TASK REQUIREMENTS
Go through the entries below and retype them exactly, omitting each picture.

## START INPUT FOR THIS TASK

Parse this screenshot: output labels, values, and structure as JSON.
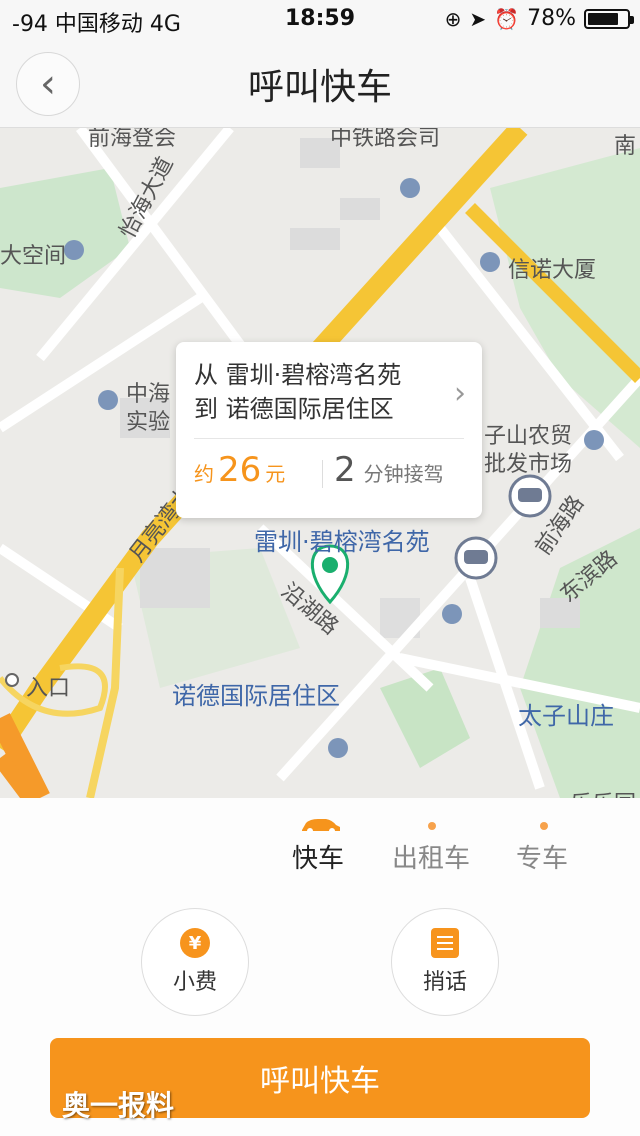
{
  "status_bar": {
    "carrier": "-94 中国移动  4G",
    "time": "18:59",
    "battery_text": "78%",
    "battery_level": 0.78,
    "icons": [
      "orientation-lock-icon",
      "location-arrow-icon",
      "alarm-icon"
    ]
  },
  "nav": {
    "back_icon": "‹",
    "title": "呼叫快车"
  },
  "map": {
    "labels": {
      "qianhai": "前海登会",
      "railway": "中铁路会司",
      "nan": "南",
      "yihai": "怡海大道",
      "space": "大空间",
      "xinnuo": "信诺大厦",
      "zhonghai": "中海",
      "shiyan": "实验",
      "yueliangwan": "月亮湾大道",
      "zishan": "子山农贸",
      "pifa": "批发市场",
      "qianhai_rd": "前海路",
      "dongbin": "东滨路",
      "leizhen": "雷圳·碧榕湾名苑",
      "yanhu": "沿湖路",
      "entrance": "入口",
      "nuode": "诺德国际居住区",
      "taizishanzhuang": "太子山庄",
      "leyue": "乐乐园"
    }
  },
  "card": {
    "route_from": "从 雷圳·碧榕湾名苑",
    "route_to": "到 诺德国际居住区",
    "arrow": "›",
    "price_prefix": "约",
    "price_value": "26",
    "price_unit": "元",
    "eta_value": "2",
    "eta_text": "分钟接驾"
  },
  "tabs": [
    {
      "label": "快车",
      "active": true
    },
    {
      "label": "出租车",
      "active": false
    },
    {
      "label": "专车",
      "active": false
    }
  ],
  "actions": {
    "tip_icon": "¥",
    "tip_label": "小费",
    "message_label": "捎话"
  },
  "call_button": "呼叫快车",
  "watermark": "奥一报料",
  "colors": {
    "accent": "#f6941c",
    "road_main": "#f5c535",
    "pin_green": "#1aaf6e",
    "poi_blue": "#3f67a8"
  }
}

## END INPUT FOR THIS TASK

EXERCISE ANSWER
Parse this screenshot: output labels, values, and structure as JSON.
{
  "status_bar": {
    "carrier": "-94 中国移动  4G",
    "time": "18:59",
    "battery_text": "78%",
    "battery_level": 0.78,
    "icons": [
      "orientation-lock-icon",
      "location-arrow-icon",
      "alarm-icon"
    ]
  },
  "nav": {
    "back_icon": "‹",
    "title": "呼叫快车"
  },
  "map": {
    "labels": {
      "qianhai": "前海登会",
      "railway": "中铁路会司",
      "nan": "南",
      "yihai": "怡海大道",
      "space": "大空间",
      "xinnuo": "信诺大厦",
      "zhonghai": "中海",
      "shiyan": "实验",
      "yueliangwan": "月亮湾大道",
      "zishan": "子山农贸",
      "pifa": "批发市场",
      "qianhai_rd": "前海路",
      "dongbin": "东滨路",
      "leizhen": "雷圳·碧榕湾名苑",
      "yanhu": "沿湖路",
      "entrance": "入口",
      "nuode": "诺德国际居住区",
      "taizishanzhuang": "太子山庄",
      "leyue": "乐乐园"
    }
  },
  "card": {
    "route_from": "从 雷圳·碧榕湾名苑",
    "route_to": "到 诺德国际居住区",
    "arrow": "›",
    "price_prefix": "约",
    "price_value": "26",
    "price_unit": "元",
    "eta_value": "2",
    "eta_text": "分钟接驾"
  },
  "tabs": [
    {
      "label": "快车",
      "active": true
    },
    {
      "label": "出租车",
      "active": false
    },
    {
      "label": "专车",
      "active": false
    }
  ],
  "actions": {
    "tip_icon": "¥",
    "tip_label": "小费",
    "message_label": "捎话"
  },
  "call_button": "呼叫快车",
  "watermark": "奥一报料",
  "colors": {
    "accent": "#f6941c",
    "road_main": "#f5c535",
    "pin_green": "#1aaf6e",
    "poi_blue": "#3f67a8"
  }
}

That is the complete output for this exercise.